# START OF Provided records

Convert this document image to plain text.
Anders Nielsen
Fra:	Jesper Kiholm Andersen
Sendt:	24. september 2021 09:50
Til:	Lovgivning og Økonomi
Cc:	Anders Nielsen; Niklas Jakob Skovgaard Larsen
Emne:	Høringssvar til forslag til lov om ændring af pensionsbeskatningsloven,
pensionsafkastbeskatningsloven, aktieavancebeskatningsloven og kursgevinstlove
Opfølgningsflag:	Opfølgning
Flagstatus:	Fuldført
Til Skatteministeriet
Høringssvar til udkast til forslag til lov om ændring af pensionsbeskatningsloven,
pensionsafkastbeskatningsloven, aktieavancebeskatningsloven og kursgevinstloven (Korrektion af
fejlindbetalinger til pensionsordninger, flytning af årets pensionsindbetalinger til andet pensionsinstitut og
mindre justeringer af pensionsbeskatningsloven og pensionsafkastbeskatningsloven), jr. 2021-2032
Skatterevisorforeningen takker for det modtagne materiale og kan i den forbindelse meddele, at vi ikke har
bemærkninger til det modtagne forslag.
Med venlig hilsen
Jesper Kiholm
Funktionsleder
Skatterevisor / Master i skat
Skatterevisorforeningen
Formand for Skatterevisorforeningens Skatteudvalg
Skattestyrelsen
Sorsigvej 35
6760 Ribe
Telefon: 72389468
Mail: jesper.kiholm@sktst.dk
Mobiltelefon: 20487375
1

# END OF Provided records

Give the number of lines containing the word "pensionsbeskatningsloven". No other answer is needed.

3